# Exercise
Copy out all lines carrying the word "левой".

# Data records
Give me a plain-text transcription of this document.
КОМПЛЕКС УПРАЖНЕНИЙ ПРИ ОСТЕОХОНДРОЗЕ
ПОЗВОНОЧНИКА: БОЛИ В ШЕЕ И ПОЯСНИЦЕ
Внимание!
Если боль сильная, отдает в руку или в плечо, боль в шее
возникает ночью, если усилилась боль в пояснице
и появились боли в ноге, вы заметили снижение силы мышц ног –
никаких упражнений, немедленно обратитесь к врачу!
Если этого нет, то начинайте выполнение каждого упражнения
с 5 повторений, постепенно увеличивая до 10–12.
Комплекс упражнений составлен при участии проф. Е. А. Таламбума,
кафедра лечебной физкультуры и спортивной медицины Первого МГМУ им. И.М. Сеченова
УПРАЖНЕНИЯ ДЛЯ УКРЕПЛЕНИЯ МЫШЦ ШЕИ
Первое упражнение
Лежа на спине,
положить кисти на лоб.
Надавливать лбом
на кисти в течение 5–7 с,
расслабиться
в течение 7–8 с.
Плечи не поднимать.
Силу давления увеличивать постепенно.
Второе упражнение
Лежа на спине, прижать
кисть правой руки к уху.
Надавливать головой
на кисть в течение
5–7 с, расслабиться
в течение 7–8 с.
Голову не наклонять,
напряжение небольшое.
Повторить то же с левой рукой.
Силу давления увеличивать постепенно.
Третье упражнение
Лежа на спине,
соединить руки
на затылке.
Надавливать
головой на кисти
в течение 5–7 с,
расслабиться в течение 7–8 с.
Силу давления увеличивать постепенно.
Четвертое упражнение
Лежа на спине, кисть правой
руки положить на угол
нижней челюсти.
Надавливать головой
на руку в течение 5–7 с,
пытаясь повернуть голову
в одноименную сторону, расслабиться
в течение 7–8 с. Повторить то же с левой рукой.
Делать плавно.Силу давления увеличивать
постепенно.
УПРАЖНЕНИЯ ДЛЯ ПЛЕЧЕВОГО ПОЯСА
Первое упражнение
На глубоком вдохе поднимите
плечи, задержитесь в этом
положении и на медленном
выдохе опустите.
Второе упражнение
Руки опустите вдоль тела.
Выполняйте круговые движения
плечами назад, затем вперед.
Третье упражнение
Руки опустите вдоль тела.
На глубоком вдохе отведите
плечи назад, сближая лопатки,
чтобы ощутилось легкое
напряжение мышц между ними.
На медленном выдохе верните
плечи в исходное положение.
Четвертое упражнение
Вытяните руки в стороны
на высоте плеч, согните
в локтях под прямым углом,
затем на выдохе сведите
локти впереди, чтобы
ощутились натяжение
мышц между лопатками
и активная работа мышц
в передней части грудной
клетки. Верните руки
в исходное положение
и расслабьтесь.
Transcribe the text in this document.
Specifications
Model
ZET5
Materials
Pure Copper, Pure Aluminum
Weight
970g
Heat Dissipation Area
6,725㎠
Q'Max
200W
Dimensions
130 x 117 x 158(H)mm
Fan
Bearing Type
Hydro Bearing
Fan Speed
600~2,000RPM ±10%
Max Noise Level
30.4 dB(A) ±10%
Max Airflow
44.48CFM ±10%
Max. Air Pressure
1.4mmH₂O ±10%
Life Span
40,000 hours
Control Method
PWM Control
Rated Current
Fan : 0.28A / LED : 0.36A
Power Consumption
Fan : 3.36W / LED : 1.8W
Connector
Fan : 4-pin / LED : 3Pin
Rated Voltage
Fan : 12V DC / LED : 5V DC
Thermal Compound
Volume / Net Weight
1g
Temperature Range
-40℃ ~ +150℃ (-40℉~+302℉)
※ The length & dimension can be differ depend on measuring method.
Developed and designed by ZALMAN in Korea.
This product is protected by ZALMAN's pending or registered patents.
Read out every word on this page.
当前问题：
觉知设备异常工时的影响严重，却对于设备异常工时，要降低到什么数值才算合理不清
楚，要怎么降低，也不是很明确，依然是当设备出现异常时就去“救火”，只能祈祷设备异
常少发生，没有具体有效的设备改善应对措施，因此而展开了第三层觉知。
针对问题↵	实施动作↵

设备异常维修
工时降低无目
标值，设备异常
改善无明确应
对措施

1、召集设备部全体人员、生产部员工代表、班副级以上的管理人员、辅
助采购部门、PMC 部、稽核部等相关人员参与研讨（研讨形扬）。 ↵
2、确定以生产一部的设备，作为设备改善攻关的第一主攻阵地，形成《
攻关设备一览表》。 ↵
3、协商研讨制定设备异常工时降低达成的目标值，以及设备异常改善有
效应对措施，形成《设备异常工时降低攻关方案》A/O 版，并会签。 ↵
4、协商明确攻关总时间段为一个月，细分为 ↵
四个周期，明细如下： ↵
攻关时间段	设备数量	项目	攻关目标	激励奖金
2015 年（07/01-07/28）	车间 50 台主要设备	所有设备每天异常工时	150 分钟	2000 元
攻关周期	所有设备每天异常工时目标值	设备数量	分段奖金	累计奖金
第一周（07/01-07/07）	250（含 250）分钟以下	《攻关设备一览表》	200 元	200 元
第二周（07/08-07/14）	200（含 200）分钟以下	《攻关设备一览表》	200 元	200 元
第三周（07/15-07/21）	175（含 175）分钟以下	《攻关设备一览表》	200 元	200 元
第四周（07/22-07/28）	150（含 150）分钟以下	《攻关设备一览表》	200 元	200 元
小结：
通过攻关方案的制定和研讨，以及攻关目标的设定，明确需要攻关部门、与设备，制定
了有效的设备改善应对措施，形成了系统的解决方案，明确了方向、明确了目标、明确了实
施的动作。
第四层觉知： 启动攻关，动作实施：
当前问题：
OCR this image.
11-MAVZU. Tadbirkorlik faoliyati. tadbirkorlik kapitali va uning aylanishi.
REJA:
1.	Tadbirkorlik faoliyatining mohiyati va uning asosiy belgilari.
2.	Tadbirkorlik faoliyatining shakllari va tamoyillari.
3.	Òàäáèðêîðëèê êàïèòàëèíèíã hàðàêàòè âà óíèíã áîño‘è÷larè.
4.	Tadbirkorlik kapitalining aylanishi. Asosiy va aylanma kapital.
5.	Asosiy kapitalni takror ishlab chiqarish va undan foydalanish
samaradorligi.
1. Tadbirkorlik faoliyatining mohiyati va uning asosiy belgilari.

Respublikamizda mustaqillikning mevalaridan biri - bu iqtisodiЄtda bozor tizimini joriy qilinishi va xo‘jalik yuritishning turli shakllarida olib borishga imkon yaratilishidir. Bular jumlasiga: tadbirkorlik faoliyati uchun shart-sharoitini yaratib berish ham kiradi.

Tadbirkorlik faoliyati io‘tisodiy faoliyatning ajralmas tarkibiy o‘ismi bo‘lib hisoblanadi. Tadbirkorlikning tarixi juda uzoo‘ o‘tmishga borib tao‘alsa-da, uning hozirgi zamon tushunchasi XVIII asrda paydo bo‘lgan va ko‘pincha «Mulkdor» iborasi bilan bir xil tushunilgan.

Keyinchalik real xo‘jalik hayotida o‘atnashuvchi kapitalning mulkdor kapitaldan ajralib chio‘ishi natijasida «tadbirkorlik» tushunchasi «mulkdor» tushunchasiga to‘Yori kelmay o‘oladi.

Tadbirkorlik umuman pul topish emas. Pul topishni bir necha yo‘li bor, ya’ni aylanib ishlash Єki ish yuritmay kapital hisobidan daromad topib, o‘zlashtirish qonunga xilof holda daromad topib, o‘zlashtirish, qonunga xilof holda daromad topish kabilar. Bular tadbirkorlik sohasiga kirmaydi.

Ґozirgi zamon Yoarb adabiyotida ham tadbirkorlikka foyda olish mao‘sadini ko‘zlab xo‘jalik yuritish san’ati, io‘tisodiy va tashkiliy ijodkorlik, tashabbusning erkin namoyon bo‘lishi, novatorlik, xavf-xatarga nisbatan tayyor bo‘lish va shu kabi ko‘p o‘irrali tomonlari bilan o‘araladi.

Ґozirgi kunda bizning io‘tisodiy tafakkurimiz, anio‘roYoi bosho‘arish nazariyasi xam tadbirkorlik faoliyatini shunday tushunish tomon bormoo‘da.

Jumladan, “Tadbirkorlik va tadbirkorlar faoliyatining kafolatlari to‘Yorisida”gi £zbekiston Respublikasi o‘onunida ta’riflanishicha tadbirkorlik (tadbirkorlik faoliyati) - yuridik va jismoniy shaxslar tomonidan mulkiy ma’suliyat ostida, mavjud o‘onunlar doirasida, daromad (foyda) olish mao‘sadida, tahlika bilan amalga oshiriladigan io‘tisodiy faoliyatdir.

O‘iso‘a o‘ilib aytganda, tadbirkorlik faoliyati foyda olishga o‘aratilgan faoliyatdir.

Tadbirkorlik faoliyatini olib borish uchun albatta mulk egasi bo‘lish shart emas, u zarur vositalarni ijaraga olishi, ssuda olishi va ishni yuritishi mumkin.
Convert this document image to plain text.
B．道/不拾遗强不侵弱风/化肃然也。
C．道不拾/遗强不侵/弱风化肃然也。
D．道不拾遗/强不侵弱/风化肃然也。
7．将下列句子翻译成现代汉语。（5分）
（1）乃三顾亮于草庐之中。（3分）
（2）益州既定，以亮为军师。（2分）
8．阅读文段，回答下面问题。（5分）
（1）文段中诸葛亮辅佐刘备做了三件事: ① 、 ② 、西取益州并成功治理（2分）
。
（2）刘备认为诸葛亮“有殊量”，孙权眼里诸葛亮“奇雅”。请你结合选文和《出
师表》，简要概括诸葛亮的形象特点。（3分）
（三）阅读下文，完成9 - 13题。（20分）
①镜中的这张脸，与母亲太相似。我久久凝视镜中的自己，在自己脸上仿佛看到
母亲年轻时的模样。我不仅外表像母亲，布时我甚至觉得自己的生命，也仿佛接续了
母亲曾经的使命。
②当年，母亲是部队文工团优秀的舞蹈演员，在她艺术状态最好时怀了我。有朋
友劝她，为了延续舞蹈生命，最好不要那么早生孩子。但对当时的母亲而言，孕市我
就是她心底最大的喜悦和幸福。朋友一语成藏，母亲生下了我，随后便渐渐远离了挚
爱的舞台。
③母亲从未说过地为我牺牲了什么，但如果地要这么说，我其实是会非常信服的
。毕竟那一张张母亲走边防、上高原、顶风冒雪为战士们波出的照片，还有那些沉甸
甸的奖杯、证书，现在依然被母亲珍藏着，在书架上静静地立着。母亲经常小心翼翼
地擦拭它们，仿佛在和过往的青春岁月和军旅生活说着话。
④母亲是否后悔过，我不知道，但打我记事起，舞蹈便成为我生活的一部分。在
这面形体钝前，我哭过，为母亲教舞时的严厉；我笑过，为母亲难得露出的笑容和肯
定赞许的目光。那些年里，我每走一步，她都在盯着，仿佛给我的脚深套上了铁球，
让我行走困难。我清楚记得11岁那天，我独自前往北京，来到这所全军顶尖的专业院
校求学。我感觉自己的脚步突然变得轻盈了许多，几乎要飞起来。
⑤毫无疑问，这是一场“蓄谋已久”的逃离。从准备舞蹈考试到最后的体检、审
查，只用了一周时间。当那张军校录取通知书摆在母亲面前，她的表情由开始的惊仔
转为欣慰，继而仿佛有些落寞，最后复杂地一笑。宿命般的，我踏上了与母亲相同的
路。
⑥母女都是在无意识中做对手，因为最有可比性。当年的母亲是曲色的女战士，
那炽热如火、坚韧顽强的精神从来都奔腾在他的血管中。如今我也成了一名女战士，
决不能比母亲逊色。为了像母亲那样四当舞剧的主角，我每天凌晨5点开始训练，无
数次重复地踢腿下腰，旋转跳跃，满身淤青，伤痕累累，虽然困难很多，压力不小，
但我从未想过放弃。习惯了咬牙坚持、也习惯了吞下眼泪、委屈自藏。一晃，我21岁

# Exercise output
Повторить то же с левой рукой.
в течение 7–8 с. Повторить то же с левой рукой.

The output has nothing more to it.